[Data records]
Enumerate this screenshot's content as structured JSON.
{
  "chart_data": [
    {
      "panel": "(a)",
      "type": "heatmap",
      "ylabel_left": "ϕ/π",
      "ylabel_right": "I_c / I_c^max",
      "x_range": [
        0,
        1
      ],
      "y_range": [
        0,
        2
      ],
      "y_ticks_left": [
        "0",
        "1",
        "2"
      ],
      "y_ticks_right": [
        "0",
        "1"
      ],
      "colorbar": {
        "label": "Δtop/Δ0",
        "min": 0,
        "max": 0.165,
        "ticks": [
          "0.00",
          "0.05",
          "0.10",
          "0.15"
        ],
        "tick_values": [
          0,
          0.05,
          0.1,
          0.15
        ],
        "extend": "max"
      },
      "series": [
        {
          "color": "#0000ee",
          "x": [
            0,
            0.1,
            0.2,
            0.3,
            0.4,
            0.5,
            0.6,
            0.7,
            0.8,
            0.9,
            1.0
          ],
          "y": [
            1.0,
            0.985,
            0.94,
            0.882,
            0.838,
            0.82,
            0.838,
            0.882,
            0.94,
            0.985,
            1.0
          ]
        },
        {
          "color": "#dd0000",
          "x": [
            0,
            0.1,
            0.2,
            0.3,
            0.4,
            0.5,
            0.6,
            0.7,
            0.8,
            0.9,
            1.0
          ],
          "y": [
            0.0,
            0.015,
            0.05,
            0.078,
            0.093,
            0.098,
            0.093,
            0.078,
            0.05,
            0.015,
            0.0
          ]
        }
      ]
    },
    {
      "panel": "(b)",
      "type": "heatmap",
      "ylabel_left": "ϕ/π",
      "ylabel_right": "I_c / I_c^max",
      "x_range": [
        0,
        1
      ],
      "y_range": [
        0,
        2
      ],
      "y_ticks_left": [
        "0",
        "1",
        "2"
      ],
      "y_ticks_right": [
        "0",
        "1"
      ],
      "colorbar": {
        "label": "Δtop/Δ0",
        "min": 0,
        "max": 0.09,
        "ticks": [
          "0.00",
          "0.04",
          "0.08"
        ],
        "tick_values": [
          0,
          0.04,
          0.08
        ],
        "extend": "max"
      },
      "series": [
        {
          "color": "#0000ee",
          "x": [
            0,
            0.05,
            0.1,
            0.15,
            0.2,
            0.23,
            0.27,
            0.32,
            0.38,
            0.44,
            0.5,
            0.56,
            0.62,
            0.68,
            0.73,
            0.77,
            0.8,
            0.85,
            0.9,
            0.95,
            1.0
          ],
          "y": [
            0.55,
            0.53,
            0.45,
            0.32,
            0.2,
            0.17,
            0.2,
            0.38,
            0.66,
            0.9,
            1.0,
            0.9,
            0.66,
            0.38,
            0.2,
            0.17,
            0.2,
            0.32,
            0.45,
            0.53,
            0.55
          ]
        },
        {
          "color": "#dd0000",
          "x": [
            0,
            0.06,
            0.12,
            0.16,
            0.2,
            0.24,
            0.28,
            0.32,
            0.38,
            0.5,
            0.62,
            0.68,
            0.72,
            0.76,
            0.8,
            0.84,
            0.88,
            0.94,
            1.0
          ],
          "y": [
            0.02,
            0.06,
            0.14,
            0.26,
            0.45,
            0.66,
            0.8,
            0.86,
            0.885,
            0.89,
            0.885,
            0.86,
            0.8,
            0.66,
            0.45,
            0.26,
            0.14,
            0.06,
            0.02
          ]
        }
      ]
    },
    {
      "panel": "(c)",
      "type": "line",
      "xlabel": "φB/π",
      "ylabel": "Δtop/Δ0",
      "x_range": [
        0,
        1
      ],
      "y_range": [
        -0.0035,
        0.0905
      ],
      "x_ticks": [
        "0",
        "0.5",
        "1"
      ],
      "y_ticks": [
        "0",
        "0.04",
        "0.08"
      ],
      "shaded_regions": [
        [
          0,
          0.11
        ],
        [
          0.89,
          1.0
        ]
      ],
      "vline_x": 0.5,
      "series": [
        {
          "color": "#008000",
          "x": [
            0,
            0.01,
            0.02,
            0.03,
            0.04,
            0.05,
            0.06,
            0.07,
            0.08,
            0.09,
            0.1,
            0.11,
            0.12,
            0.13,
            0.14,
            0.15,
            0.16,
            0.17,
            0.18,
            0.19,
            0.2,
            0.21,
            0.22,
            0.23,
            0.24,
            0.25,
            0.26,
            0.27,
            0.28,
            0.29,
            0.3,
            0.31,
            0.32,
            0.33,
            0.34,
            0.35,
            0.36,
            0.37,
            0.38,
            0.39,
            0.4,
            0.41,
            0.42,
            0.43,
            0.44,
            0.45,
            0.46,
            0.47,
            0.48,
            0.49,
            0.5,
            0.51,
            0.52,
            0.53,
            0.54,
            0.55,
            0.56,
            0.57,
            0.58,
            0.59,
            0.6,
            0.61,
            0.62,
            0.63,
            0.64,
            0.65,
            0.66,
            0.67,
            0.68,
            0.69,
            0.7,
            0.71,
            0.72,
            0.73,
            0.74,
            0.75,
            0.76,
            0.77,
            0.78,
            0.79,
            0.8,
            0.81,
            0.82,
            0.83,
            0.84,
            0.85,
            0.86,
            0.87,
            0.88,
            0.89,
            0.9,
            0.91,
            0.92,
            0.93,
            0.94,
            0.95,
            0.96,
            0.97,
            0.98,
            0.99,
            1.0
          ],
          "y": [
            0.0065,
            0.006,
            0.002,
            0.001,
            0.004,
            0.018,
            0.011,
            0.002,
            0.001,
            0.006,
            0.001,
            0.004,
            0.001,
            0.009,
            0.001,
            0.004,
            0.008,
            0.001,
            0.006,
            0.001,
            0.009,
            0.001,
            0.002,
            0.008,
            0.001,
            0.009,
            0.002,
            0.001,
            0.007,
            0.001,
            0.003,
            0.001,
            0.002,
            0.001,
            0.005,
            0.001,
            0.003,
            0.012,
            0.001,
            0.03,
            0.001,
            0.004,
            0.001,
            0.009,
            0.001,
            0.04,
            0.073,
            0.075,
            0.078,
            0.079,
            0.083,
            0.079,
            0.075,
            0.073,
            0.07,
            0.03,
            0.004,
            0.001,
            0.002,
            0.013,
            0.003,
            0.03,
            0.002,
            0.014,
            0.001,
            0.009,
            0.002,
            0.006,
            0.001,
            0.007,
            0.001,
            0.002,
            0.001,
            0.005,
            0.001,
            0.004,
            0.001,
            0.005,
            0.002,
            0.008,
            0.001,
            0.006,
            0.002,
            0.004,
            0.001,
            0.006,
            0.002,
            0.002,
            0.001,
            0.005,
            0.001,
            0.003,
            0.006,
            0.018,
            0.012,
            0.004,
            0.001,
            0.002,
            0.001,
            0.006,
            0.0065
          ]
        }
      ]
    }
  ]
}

■ **Work instructions**
Reproduce each entry word for word.

■ **Result below**
Enumerate this screenshot's content as structured JSON.
{
  "chart_data": [
    {
      "panel": "(a)",
      "type": "heatmap",
      "ylabel_left": "ϕ/π",
      "ylabel_right": "I_c / I_c^max",
      "x_range": [
        0,
        1
      ],
      "y_range": [
        0,
        2
      ],
      "y_ticks_left": [
        "0",
        "1",
        "2"
      ],
      "y_ticks_right": [
        "0",
        "1"
      ],
      "colorbar": {
        "label": "Δtop/Δ0",
        "min": 0,
        "max": 0.165,
        "ticks": [
          "0.00",
          "0.05",
          "0.10",
          "0.15"
        ],
        "tick_values": [
          0,
          0.05,
          0.1,
          0.15
        ],
        "extend": "max"
      },
      "series": [
        {
          "color": "#0000ee",
          "x": [
            0,
            0.1,
            0.2,
            0.3,
            0.4,
            0.5,
            0.6,
            0.7,
            0.8,
            0.9,
            1.0
          ],
          "y": [
            1.0,
            0.985,
            0.94,
            0.882,
            0.838,
            0.82,
            0.838,
            0.882,
            0.94,
            0.985,
            1.0
          ]
        },
        {
          "color": "#dd0000",
          "x": [
            0,
            0.1,
            0.2,
            0.3,
            0.4,
            0.5,
            0.6,
            0.7,
            0.8,
            0.9,
            1.0
          ],
          "y": [
            0.0,
            0.015,
            0.05,
            0.078,
            0.093,
            0.098,
            0.093,
            0.078,
            0.05,
            0.015,
            0.0
          ]
        }
      ]
    },
    {
      "panel": "(b)",
      "type": "heatmap",
      "ylabel_left": "ϕ/π",
      "ylabel_right": "I_c / I_c^max",
      "x_range": [
        0,
        1
      ],
      "y_range": [
        0,
        2
      ],
      "y_ticks_left": [
        "0",
        "1",
        "2"
      ],
      "y_ticks_right": [
        "0",
        "1"
      ],
      "colorbar": {
        "label": "Δtop/Δ0",
        "min": 0,
        "max": 0.09,
        "ticks": [
          "0.00",
          "0.04",
          "0.08"
        ],
        "tick_values": [
          0,
          0.04,
          0.08
        ],
        "extend": "max"
      },
      "series": [
        {
          "color": "#0000ee",
          "x": [
            0,
            0.05,
            0.1,
            0.15,
            0.2,
            0.23,
            0.27,
            0.32,
            0.38,
            0.44,
            0.5,
            0.56,
            0.62,
            0.68,
            0.73,
            0.77,
            0.8,
            0.85,
            0.9,
            0.95,
            1.0
          ],
          "y": [
            0.55,
            0.53,
            0.45,
            0.32,
            0.2,
            0.17,
            0.2,
            0.38,
            0.66,
            0.9,
            1.0,
            0.9,
            0.66,
            0.38,
            0.2,
            0.17,
            0.2,
            0.32,
            0.45,
            0.53,
            0.55
          ]
        },
        {
          "color": "#dd0000",
          "x": [
            0,
            0.06,
            0.12,
            0.16,
            0.2,
            0.24,
            0.28,
            0.32,
            0.38,
            0.5,
            0.62,
            0.68,
            0.72,
            0.76,
            0.8,
            0.84,
            0.88,
            0.94,
            1.0
          ],
          "y": [
            0.02,
            0.06,
            0.14,
            0.26,
            0.45,
            0.66,
            0.8,
            0.86,
            0.885,
            0.89,
            0.885,
            0.86,
            0.8,
            0.66,
            0.45,
            0.26,
            0.14,
            0.06,
            0.02
          ]
        }
      ]
    },
    {
      "panel": "(c)",
      "type": "line",
      "xlabel": "φB/π",
      "ylabel": "Δtop/Δ0",
      "x_range": [
        0,
        1
      ],
      "y_range": [
        -0.0035,
        0.0905
      ],
      "x_ticks": [
        "0",
        "0.5",
        "1"
      ],
      "y_ticks": [
        "0",
        "0.04",
        "0.08"
      ],
      "shaded_regions": [
        [
          0,
          0.11
        ],
        [
          0.89,
          1.0
        ]
      ],
      "vline_x": 0.5,
      "series": [
        {
          "color": "#008000",
          "x": [
            0,
            0.01,
            0.02,
            0.03,
            0.04,
            0.05,
            0.06,
            0.07,
            0.08,
            0.09,
            0.1,
            0.11,
            0.12,
            0.13,
            0.14,
            0.15,
            0.16,
            0.17,
            0.18,
            0.19,
            0.2,
            0.21,
            0.22,
            0.23,
            0.24,
            0.25,
            0.26,
            0.27,
            0.28,
            0.29,
            0.3,
            0.31,
            0.32,
            0.33,
            0.34,
            0.35,
            0.36,
            0.37,
            0.38,
            0.39,
            0.4,
            0.41,
            0.42,
            0.43,
            0.44,
            0.45,
            0.46,
            0.47,
            0.48,
            0.49,
            0.5,
            0.51,
            0.52,
            0.53,
            0.54,
            0.55,
            0.56,
            0.57,
            0.58,
            0.59,
            0.6,
            0.61,
            0.62,
            0.63,
            0.64,
            0.65,
            0.66,
            0.67,
            0.68,
            0.69,
            0.7,
            0.71,
            0.72,
            0.73,
            0.74,
            0.75,
            0.76,
            0.77,
            0.78,
            0.79,
            0.8,
            0.81,
            0.82,
            0.83,
            0.84,
            0.85,
            0.86,
            0.87,
            0.88,
            0.89,
            0.9,
            0.91,
            0.92,
            0.93,
            0.94,
            0.95,
            0.96,
            0.97,
            0.98,
            0.99,
            1.0
          ],
          "y": [
            0.0065,
            0.006,
            0.002,
            0.001,
            0.004,
            0.018,
            0.011,
            0.002,
            0.001,
            0.006,
            0.001,
            0.004,
            0.001,
            0.009,
            0.001,
            0.004,
            0.008,
            0.001,
            0.006,
            0.001,
            0.009,
            0.001,
            0.002,
            0.008,
            0.001,
            0.009,
            0.002,
            0.001,
            0.007,
            0.001,
            0.003,
            0.001,
            0.002,
            0.001,
            0.005,
            0.001,
            0.003,
            0.012,
            0.001,
            0.03,
            0.001,
            0.004,
            0.001,
            0.009,
            0.001,
            0.04,
            0.073,
            0.075,
            0.078,
            0.079,
            0.083,
            0.079,
            0.075,
            0.073,
            0.07,
            0.03,
            0.004,
            0.001,
            0.002,
            0.013,
            0.003,
            0.03,
            0.002,
            0.014,
            0.001,
            0.009,
            0.002,
            0.006,
            0.001,
            0.007,
            0.001,
            0.002,
            0.001,
            0.005,
            0.001,
            0.004,
            0.001,
            0.005,
            0.002,
            0.008,
            0.001,
            0.006,
            0.002,
            0.004,
            0.001,
            0.006,
            0.002,
            0.002,
            0.001,
            0.005,
            0.001,
            0.003,
            0.006,
            0.018,
            0.012,
            0.004,
            0.001,
            0.002,
            0.001,
            0.006,
            0.0065
          ]
        }
      ]
    }
  ]
}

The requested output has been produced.